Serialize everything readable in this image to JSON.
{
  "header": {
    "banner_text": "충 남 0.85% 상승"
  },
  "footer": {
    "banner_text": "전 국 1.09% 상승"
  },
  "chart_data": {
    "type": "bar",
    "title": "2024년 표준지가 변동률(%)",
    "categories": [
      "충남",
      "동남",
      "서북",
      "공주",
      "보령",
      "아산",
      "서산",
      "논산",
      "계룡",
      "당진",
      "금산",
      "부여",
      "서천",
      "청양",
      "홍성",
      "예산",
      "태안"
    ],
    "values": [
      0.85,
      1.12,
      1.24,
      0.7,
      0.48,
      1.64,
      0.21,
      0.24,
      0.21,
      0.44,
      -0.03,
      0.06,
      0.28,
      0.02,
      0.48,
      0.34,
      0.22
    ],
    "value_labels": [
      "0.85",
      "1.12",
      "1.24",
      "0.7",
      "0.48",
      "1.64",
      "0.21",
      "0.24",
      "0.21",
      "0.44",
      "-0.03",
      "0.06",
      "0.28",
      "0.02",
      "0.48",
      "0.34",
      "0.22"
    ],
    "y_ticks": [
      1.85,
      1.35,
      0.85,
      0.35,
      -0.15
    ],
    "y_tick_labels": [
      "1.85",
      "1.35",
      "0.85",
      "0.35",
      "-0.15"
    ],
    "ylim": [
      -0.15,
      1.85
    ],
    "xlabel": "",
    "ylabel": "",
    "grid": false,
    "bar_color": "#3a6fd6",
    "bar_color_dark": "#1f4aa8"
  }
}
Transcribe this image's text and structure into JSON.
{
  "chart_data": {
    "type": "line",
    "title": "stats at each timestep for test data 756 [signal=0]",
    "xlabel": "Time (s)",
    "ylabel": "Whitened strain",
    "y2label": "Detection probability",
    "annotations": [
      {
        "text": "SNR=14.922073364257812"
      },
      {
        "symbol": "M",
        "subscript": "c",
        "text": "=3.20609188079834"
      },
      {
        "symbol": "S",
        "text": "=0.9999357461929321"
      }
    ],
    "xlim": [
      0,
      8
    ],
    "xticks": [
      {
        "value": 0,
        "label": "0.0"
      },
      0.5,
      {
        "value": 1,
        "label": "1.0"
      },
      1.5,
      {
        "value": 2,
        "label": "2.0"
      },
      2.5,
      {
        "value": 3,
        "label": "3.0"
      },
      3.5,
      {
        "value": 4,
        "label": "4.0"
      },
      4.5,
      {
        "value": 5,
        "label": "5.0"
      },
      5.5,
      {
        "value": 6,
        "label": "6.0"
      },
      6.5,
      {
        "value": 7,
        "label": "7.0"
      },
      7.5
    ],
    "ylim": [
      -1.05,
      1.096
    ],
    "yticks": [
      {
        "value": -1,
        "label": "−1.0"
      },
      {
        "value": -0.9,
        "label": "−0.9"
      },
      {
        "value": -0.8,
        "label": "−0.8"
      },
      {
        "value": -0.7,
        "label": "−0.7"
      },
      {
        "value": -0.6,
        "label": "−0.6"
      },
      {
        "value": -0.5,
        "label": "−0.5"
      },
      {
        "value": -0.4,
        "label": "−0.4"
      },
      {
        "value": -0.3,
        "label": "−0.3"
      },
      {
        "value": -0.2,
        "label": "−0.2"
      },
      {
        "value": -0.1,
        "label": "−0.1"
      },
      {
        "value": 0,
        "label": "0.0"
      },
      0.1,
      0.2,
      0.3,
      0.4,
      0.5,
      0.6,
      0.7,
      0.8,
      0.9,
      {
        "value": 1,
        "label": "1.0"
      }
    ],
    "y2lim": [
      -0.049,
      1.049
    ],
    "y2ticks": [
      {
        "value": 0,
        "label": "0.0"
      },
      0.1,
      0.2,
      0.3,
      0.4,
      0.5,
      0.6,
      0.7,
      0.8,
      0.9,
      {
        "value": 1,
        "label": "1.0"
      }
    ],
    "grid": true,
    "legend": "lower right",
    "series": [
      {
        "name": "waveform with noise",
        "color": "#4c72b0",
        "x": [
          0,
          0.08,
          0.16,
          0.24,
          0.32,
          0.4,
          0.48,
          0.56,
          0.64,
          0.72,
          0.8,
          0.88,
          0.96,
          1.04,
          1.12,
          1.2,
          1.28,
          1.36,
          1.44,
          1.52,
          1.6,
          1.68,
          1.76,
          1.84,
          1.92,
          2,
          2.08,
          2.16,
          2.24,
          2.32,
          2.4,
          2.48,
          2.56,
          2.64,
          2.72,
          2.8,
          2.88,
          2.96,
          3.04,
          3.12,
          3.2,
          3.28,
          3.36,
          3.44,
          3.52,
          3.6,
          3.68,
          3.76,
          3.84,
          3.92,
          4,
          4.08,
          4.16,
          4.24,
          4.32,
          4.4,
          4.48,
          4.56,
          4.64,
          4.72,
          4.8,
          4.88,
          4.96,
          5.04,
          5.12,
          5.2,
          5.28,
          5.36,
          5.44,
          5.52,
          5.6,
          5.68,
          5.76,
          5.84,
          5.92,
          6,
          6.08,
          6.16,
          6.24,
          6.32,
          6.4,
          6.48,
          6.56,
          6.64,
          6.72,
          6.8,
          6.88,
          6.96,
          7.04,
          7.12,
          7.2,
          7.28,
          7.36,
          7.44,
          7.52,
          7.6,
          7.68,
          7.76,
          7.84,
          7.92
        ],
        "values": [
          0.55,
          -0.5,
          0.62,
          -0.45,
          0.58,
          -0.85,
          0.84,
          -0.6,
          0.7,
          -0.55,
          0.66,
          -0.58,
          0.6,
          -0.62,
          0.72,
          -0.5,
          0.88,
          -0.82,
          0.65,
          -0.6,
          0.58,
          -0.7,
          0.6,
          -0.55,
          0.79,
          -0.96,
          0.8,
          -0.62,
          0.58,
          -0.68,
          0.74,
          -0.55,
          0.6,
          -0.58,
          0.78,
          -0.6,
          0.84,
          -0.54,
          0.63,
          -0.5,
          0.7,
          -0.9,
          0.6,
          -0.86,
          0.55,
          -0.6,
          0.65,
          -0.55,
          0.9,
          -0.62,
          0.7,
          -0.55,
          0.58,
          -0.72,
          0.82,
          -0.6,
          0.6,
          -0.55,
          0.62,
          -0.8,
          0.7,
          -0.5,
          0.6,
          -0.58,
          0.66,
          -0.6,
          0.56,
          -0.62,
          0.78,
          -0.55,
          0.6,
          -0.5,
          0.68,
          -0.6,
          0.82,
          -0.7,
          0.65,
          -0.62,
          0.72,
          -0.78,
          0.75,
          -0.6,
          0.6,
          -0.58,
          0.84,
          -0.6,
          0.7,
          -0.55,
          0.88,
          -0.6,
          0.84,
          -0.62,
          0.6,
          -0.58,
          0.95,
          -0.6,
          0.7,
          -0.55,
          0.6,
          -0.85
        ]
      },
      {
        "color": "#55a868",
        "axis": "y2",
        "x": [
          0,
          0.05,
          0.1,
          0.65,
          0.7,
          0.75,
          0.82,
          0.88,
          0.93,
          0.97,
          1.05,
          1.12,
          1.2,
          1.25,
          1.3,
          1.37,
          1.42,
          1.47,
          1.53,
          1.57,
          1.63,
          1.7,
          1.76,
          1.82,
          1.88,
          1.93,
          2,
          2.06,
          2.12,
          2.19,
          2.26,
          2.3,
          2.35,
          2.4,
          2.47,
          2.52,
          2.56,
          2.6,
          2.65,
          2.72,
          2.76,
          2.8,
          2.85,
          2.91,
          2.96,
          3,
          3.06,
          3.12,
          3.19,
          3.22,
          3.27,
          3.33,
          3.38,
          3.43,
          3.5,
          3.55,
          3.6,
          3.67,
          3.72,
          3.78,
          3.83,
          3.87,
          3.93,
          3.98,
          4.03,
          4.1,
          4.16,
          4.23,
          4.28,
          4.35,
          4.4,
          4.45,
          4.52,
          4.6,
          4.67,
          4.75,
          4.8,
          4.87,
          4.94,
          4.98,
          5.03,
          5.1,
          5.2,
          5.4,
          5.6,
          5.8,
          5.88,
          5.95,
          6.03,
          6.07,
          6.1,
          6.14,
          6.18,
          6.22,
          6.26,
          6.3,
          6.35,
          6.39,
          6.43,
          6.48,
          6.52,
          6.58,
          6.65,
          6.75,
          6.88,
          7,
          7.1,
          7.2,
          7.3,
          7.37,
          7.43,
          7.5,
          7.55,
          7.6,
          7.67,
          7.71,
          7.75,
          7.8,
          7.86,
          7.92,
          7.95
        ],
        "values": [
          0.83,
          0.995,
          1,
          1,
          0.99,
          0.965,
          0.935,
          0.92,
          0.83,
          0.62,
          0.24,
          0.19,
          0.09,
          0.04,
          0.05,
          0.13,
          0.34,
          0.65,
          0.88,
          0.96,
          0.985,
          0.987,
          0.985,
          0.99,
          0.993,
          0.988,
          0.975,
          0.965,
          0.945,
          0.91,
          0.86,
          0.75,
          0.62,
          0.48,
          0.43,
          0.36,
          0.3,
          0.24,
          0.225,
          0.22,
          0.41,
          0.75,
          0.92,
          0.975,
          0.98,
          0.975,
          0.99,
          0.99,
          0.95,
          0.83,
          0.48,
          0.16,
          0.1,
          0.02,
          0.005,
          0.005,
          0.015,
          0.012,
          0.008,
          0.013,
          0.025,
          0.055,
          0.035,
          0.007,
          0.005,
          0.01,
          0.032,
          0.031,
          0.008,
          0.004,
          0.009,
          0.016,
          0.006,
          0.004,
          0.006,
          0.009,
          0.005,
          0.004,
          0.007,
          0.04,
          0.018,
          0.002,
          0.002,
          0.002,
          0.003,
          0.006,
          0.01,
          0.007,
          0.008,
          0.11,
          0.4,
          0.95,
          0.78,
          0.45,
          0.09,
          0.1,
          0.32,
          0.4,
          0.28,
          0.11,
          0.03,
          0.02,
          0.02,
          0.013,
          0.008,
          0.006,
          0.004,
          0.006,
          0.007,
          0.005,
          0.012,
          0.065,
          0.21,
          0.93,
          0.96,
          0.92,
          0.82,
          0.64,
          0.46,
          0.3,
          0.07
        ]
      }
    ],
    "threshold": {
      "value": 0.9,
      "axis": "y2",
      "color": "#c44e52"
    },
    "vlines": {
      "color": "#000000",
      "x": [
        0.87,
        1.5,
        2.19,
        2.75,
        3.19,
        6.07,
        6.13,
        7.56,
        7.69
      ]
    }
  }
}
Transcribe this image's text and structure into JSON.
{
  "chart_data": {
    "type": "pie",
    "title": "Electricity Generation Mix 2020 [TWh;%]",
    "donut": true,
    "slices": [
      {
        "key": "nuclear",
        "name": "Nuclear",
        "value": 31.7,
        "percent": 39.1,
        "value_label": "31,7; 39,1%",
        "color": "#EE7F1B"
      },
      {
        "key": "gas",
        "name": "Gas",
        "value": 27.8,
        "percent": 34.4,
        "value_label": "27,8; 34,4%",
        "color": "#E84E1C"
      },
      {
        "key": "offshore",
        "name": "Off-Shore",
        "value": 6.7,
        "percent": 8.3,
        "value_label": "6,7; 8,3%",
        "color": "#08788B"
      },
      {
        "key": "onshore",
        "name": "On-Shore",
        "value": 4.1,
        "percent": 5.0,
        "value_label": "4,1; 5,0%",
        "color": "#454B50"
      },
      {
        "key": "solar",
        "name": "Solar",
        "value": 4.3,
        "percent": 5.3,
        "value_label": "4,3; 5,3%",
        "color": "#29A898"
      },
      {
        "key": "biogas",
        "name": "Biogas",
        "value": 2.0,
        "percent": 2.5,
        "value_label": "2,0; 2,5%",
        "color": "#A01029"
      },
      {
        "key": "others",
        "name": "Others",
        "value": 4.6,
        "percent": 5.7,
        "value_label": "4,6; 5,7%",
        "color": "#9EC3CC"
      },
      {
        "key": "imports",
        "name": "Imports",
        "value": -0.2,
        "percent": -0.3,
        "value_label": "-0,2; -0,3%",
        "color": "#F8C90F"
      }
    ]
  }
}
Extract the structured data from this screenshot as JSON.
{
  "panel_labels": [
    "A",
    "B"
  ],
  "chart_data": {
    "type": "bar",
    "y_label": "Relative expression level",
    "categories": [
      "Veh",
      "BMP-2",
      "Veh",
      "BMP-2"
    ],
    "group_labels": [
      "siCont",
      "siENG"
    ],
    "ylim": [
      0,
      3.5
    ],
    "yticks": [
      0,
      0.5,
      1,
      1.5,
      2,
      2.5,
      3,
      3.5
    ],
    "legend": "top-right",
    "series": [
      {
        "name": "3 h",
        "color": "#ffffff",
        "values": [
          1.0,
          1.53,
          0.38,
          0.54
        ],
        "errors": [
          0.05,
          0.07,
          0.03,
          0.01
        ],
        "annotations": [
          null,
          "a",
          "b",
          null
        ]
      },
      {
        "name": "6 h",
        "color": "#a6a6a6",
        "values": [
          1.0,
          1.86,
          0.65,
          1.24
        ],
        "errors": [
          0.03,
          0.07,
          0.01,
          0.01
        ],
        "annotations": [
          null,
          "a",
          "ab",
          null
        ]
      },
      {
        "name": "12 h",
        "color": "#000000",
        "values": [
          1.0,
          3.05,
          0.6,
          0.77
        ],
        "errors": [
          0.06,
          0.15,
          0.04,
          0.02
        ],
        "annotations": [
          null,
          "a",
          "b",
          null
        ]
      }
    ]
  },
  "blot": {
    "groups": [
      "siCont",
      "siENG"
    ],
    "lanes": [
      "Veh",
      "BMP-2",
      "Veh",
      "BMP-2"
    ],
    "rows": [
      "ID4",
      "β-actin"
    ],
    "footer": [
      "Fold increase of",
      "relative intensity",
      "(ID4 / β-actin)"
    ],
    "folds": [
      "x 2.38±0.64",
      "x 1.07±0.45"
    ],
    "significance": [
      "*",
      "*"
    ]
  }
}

========================================================================

> What needs to be done
Gather each line that holds "JSON".

> Result for this task
Serialize everything readable in this image to JSON.
Transcribe this image's text and structure into JSON.
Transcribe this image's text and structure into JSON.
Extract the structured data from this screenshot as JSON.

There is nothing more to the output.